Write out each record below exactly as it appears, with no pictures.

— START OF LISTED RECORDS —

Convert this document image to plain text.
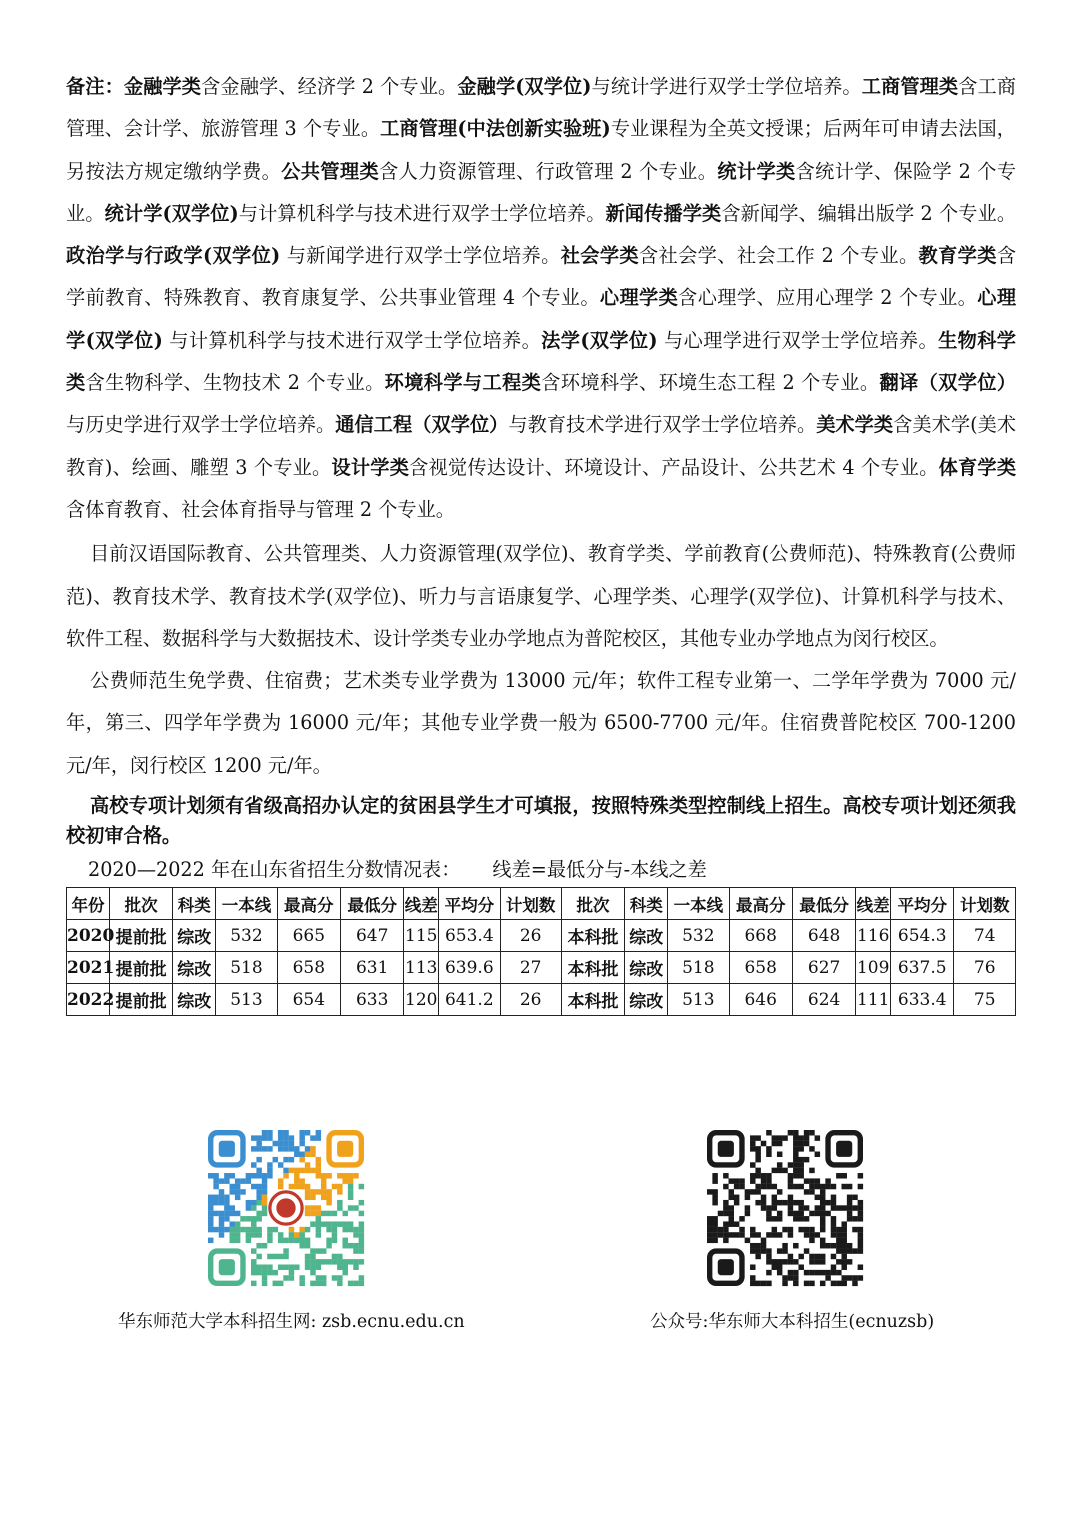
备注：金融学类含金融学、经济学 2 个专业。金融学(双学位)与统计学进行双学士学位培养。工商管理类含工商管理、会计学、旅游管理 3 个专业。工商管理(中法创新实验班)专业课程为全英文授课；后两年可申请去法国，另按法方规定缴纳学费。公共管理类含人力资源管理、行政管理 2 个专业。统计学类含统计学、保险学 2 个专业。统计学(双学位)与计算机科学与技术进行双学士学位培养。新闻传播学类含新闻学、编辑出版学 2 个专业。政治学与行政学(双学位) 与新闻学进行双学士学位培养。社会学类含社会学、社会工作 2 个专业。教育学类含学前教育、特殊教育、教育康复学、公共事业管理 4 个专业。心理学类含心理学、应用心理学 2 个专业。心理学(双学位) 与计算机科学与技术进行双学士学位培养。法学(双学位) 与心理学进行双学士学位培养。生物科学类含生物科学、生物技术 2 个专业。环境科学与工程类含环境科学、环境生态工程 2 个专业。翻译（双学位）与历史学进行双学士学位培养。通信工程（双学位）与教育技术学进行双学士学位培养。美术学类含美术学(美术教育)、绘画、雕塑 3 个专业。设计学类含视觉传达设计、环境设计、产品设计、公共艺术 4 个专业。体育学类含体育教育、社会体育指导与管理 2 个专业。

目前汉语国际教育、公共管理类、人力资源管理(双学位)、教育学类、学前教育(公费师范)、特殊教育(公费师范)、教育技术学、教育技术学(双学位)、听力与言语康复学、心理学类、心理学(双学位)、计算机科学与技术、软件工程、数据科学与大数据技术、设计学类专业办学地点为普陀校区，其他专业办学地点为闵行校区。

公费师范生免学费、住宿费；艺术类专业学费为 13000 元/年；软件工程专业第一、二学年学费为 7000 元/年，第三、四学年学费为 16000 元/年；其他专业学费一般为 6500-7700 元/年。住宿费普陀校区 700-1200 元/年，闵行校区 1200 元/年。

高校专项计划须有省级高招办认定的贫困县学生才可填报，按照特殊类型控制线上招生。高校专项计划还须我校初审合格。

2020—2022 年在山东省招生分数情况表： 线差=最低分与-本线之差
年份	批次	科类	一本线	最高分	最低分	线差	平均分	计划数	批次	科类	一本线	最高分	最低分	线差	平均分	计划数
2020	提前批	综改	532	665	647	115	653.4	26	本科批	综改	532	668	648	116	654.3	74
2021	提前批	综改	518	658	631	113	639.6	27	本科批	综改	518	658	627	109	637.5	76
2022	提前批	综改	513	654	633	120	641.2	26	本科批	综改	513	646	624	111	633.4	75
华东师范大学本科招生网: zsb.ecnu.edu.cn	公众号:华东师大本科招生(ecnuzsb)
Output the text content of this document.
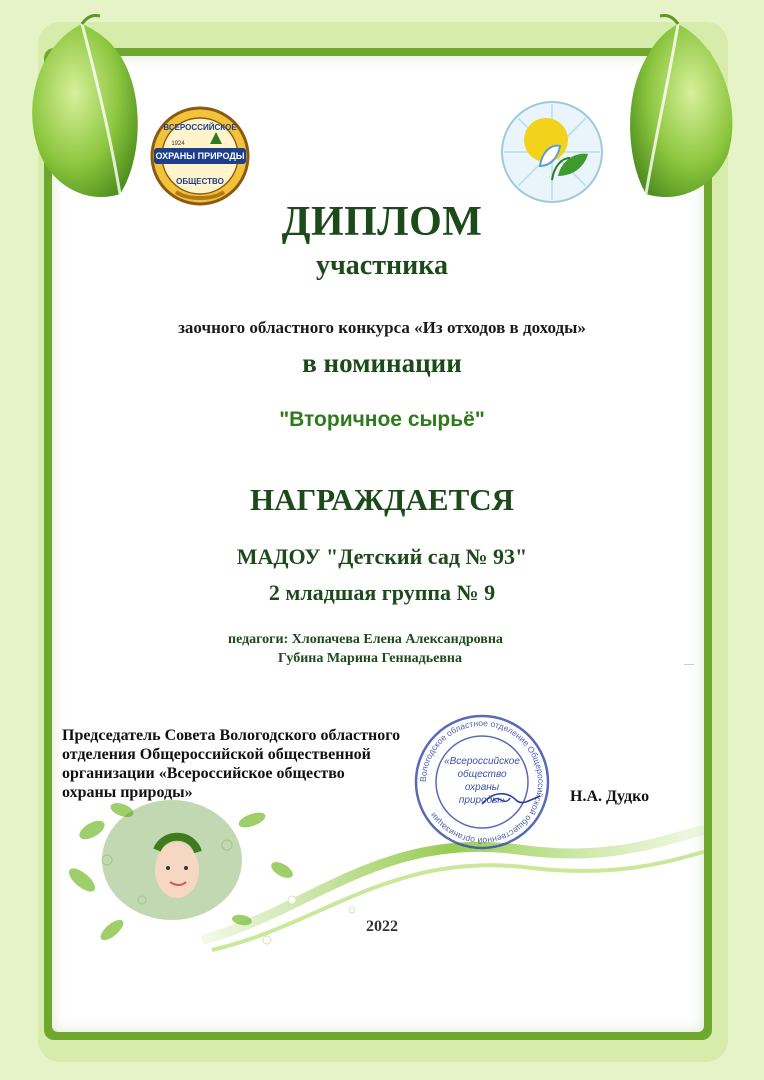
ОХРАНЫ ПРИРОДЫ
ВСЕРОССИЙСКОЕ
ОБЩЕСТВО
1924
ДИПЛОМ
участника
заочного областного конкурса «Из отходов в доходы»
в номинации
"Вторичное сырьё"
НАГРАЖДАЕТСЯ
МАДОУ "Детский сад № 93"
2 младшая группа № 9
педагоги: Хлопачева Елена Александровна

Губина Марина Геннадьевна
Председатель Совета Вологодского областного
отделения Общероссийской общественной
организации «Всероссийское общество
охраны природы»
Вологодское областное отделение Общероссийской общественной организации
«Всероссийское
общество
охраны
природы»	Н.А. Дудко
2022
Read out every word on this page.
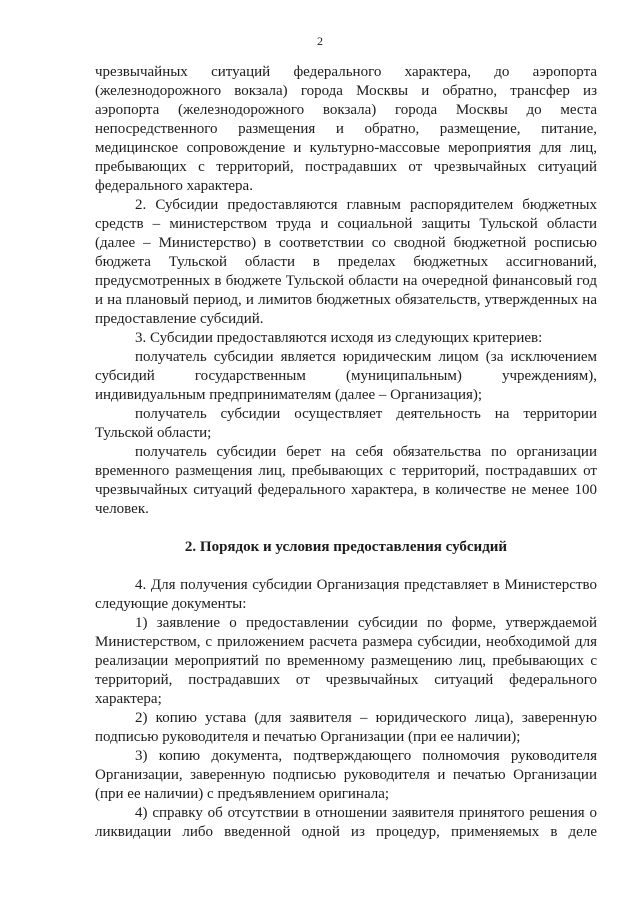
2

чрезвычайных ситуаций федерального характера, до аэропорта (железнодорожного вокзала) города Москвы и обратно, трансфер из аэропорта (железнодорожного вокзала) города Москвы до места непосредственного размещения и обратно, размещение, питание, медицинское сопровождение и культурно-массовые мероприятия для лиц, пребывающих с территорий, пострадавших от чрезвычайных ситуаций федерального характера.

2. Субсидии предоставляются главным распорядителем бюджетных средств – министерством труда и социальной защиты Тульской области (далее – Министерство) в соответствии со сводной бюджетной росписью бюджета Тульской области в пределах бюджетных ассигнований, предусмотренных в бюджете Тульской области на очередной финансовый год и на плановый период, и лимитов бюджетных обязательств, утвержденных на предоставление субсидий.

3. Субсидии предоставляются исходя из следующих критериев:

получатель субсидии является юридическим лицом (за исключением субсидий государственным (муниципальным) учреждениям), индивидуальным предпринимателям (далее – Организация);

получатель субсидии осуществляет деятельность на территории Тульской области;

получатель субсидии берет на себя обязательства по организации временного размещения лиц, пребывающих с территорий, пострадавших от чрезвычайных ситуаций федерального характера, в количестве не менее 100 человек.

2. Порядок и условия предоставления субсидий

4. Для получения субсидии Организация представляет в Министерство следующие документы:

1) заявление о предоставлении субсидии по форме, утверждаемой Министерством, с приложением расчета размера субсидии, необходимой для реализации мероприятий по временному размещению лиц, пребывающих с территорий, пострадавших от чрезвычайных ситуаций федерального характера;

2) копию устава (для заявителя – юридического лица), заверенную подписью руководителя и печатью Организации (при ее наличии);

3) копию документа, подтверждающего полномочия руководителя Организации, заверенную подписью руководителя и печатью Организации (при ее наличии) с предъявлением оригинала;

4) справку об отсутствии в отношении заявителя принятого решения о ликвидации либо введенной одной из процедур, применяемых в деле
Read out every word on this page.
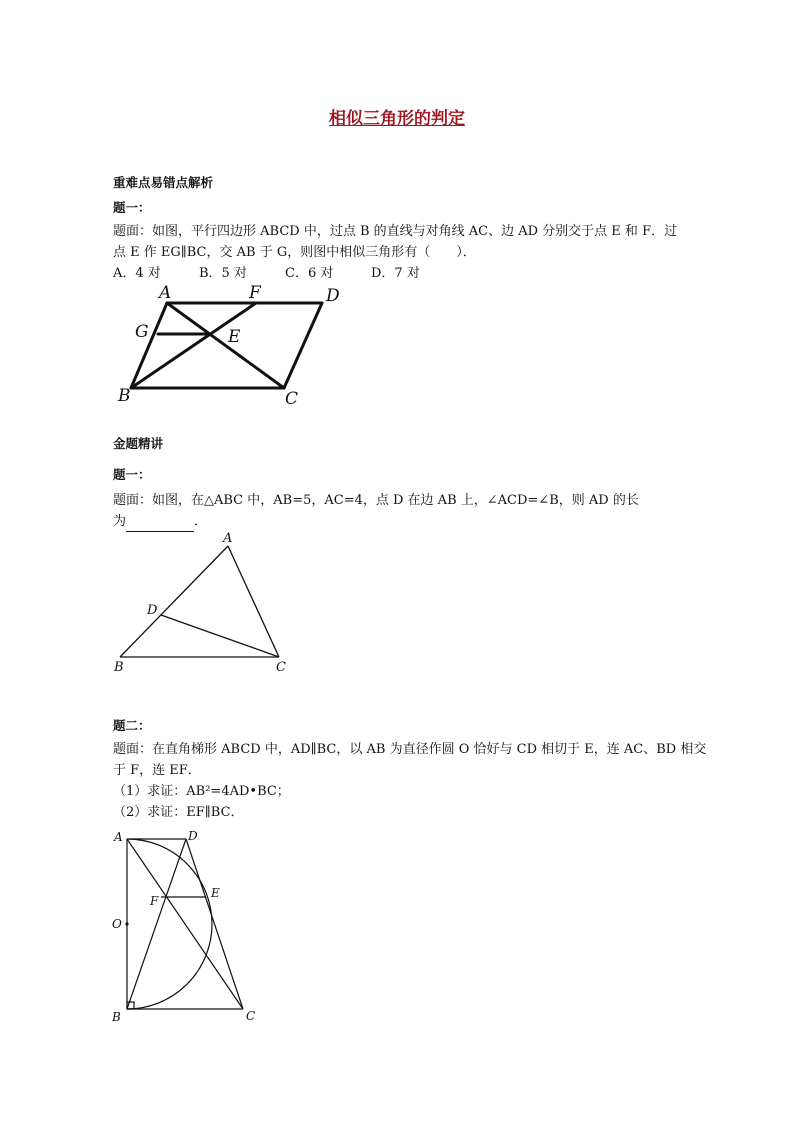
相似三角形的判定
重难点易错点解析
题一：
题面：如图，平行四边形 ABCD 中，过点 B 的直线与对角线 AC、边 AD 分别交于点 E 和 F．过
点 E 作 EG∥BC，交 AB 于 G，则图中相似三角形有（　　）．
A．4 对	B．5 对	C．6 对	D．7 对
A	F	D
G	E
B	C
金题精讲
题一：
题面：如图，在△ABC 中，AB=5，AC=4，点 D 在边 AB 上，∠ACD=∠B，则 AD 的长
为	．
A
D
B	C
题二：
题面：在直角梯形 ABCD 中，AD∥BC，以 AB 为直径作圆 O 恰好与 CD 相切于 E，连 AC、BD 相交
于 F，连 EF．
（1）求证：AB²=4AD•BC；
（2）求证：EF∥BC．
A	D
E
F
O
B	C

— END OF LISTED RECORDS —

THE ANSWER:
Convert this document image to plain text.
备注：金融学类含金融学、经济学 2 个专业。金融学(双学位)与统计学进行双学士学位培养。工商管理类含工商管理、会计学、旅游管理 3 个专业。工商管理(中法创新实验班)专业课程为全英文授课；后两年可申请去法国，另按法方规定缴纳学费。公共管理类含人力资源管理、行政管理 2 个专业。统计学类含统计学、保险学 2 个专业。统计学(双学位)与计算机科学与技术进行双学士学位培养。新闻传播学类含新闻学、编辑出版学 2 个专业。政治学与行政学(双学位) 与新闻学进行双学士学位培养。社会学类含社会学、社会工作 2 个专业。教育学类含学前教育、特殊教育、教育康复学、公共事业管理 4 个专业。心理学类含心理学、应用心理学 2 个专业。心理学(双学位) 与计算机科学与技术进行双学士学位培养。法学(双学位) 与心理学进行双学士学位培养。生物科学类含生物科学、生物技术 2 个专业。环境科学与工程类含环境科学、环境生态工程 2 个专业。翻译（双学位）与历史学进行双学士学位培养。通信工程（双学位）与教育技术学进行双学士学位培养。美术学类含美术学(美术教育)、绘画、雕塑 3 个专业。设计学类含视觉传达设计、环境设计、产品设计、公共艺术 4 个专业。体育学类含体育教育、社会体育指导与管理 2 个专业。

目前汉语国际教育、公共管理类、人力资源管理(双学位)、教育学类、学前教育(公费师范)、特殊教育(公费师范)、教育技术学、教育技术学(双学位)、听力与言语康复学、心理学类、心理学(双学位)、计算机科学与技术、软件工程、数据科学与大数据技术、设计学类专业办学地点为普陀校区，其他专业办学地点为闵行校区。

公费师范生免学费、住宿费；艺术类专业学费为 13000 元/年；软件工程专业第一、二学年学费为 7000 元/年，第三、四学年学费为 16000 元/年；其他专业学费一般为 6500-7700 元/年。住宿费普陀校区 700-1200 元/年，闵行校区 1200 元/年。

高校专项计划须有省级高招办认定的贫困县学生才可填报，按照特殊类型控制线上招生。高校专项计划还须我校初审合格。

2020—2022 年在山东省招生分数情况表： 线差=最低分与-本线之差
年份	批次	科类	一本线	最高分	最低分	线差	平均分	计划数	批次	科类	一本线	最高分	最低分	线差	平均分	计划数
2020	提前批	综改	532	665	647	115	653.4	26	本科批	综改	532	668	648	116	654.3	74
2021	提前批	综改	518	658	631	113	639.6	27	本科批	综改	518	658	627	109	637.5	76
2022	提前批	综改	513	654	633	120	641.2	26	本科批	综改	513	646	624	111	633.4	75
华东师范大学本科招生网: zsb.ecnu.edu.cn	公众号:华东师大本科招生(ecnuzsb)
Output the text content of this document.
ОХРАНЫ ПРИРОДЫ
ВСЕРОССИЙСКОЕ
ОБЩЕСТВО
1924
ДИПЛОМ
участника
заочного областного конкурса «Из отходов в доходы»
в номинации
"Вторичное сырьё"
НАГРАЖДАЕТСЯ
МАДОУ "Детский сад № 93"
2 младшая группа № 9
педагоги: Хлопачева Елена Александровна

Губина Марина Геннадьевна
Председатель Совета Вологодского областного
отделения Общероссийской общественной
организации «Всероссийское общество
охраны природы»
Вологодское областное отделение Общероссийской общественной организации
«Всероссийское
общество
охраны
природы»	Н.А. Дудко
2022
Read out every word on this page.
2

чрезвычайных ситуаций федерального характера, до аэропорта (железнодорожного вокзала) города Москвы и обратно, трансфер из аэропорта (железнодорожного вокзала) города Москвы до места непосредственного размещения и обратно, размещение, питание, медицинское сопровождение и культурно-массовые мероприятия для лиц, пребывающих с территорий, пострадавших от чрезвычайных ситуаций федерального характера.

2. Субсидии предоставляются главным распорядителем бюджетных средств – министерством труда и социальной защиты Тульской области (далее – Министерство) в соответствии со сводной бюджетной росписью бюджета Тульской области в пределах бюджетных ассигнований, предусмотренных в бюджете Тульской области на очередной финансовый год и на плановый период, и лимитов бюджетных обязательств, утвержденных на предоставление субсидий.

3. Субсидии предоставляются исходя из следующих критериев:

получатель субсидии является юридическим лицом (за исключением субсидий государственным (муниципальным) учреждениям), индивидуальным предпринимателям (далее – Организация);

получатель субсидии осуществляет деятельность на территории Тульской области;

получатель субсидии берет на себя обязательства по организации временного размещения лиц, пребывающих с территорий, пострадавших от чрезвычайных ситуаций федерального характера, в количестве не менее 100 человек.

2. Порядок и условия предоставления субсидий

4. Для получения субсидии Организация представляет в Министерство следующие документы:

1) заявление о предоставлении субсидии по форме, утверждаемой Министерством, с приложением расчета размера субсидии, необходимой для реализации мероприятий по временному размещению лиц, пребывающих с территорий, пострадавших от чрезвычайных ситуаций федерального характера;

2) копию устава (для заявителя – юридического лица), заверенную подписью руководителя и печатью Организации (при ее наличии);

3) копию документа, подтверждающего полномочия руководителя Организации, заверенную подписью руководителя и печатью Организации (при ее наличии) с предъявлением оригинала;

4) справку об отсутствии в отношении заявителя принятого решения о ликвидации либо введенной одной из процедур, применяемых в деле
Read out every word on this page.
相似三角形的判定
重难点易错点解析
题一：
题面：如图，平行四边形 ABCD 中，过点 B 的直线与对角线 AC、边 AD 分别交于点 E 和 F．过
点 E 作 EG∥BC，交 AB 于 G，则图中相似三角形有（　　）．
A．4 对	B．5 对	C．6 对	D．7 对
A	F	D
G	E
B	C
金题精讲
题一：
题面：如图，在△ABC 中，AB=5，AC=4，点 D 在边 AB 上，∠ACD=∠B，则 AD 的长
为	．
A
D
B	C
题二：
题面：在直角梯形 ABCD 中，AD∥BC，以 AB 为直径作圆 O 恰好与 CD 相切于 E，连 AC、BD 相交
于 F，连 EF．
（1）求证：AB²=4AD•BC；
（2）求证：EF∥BC．
A	D
E
F
O
B	C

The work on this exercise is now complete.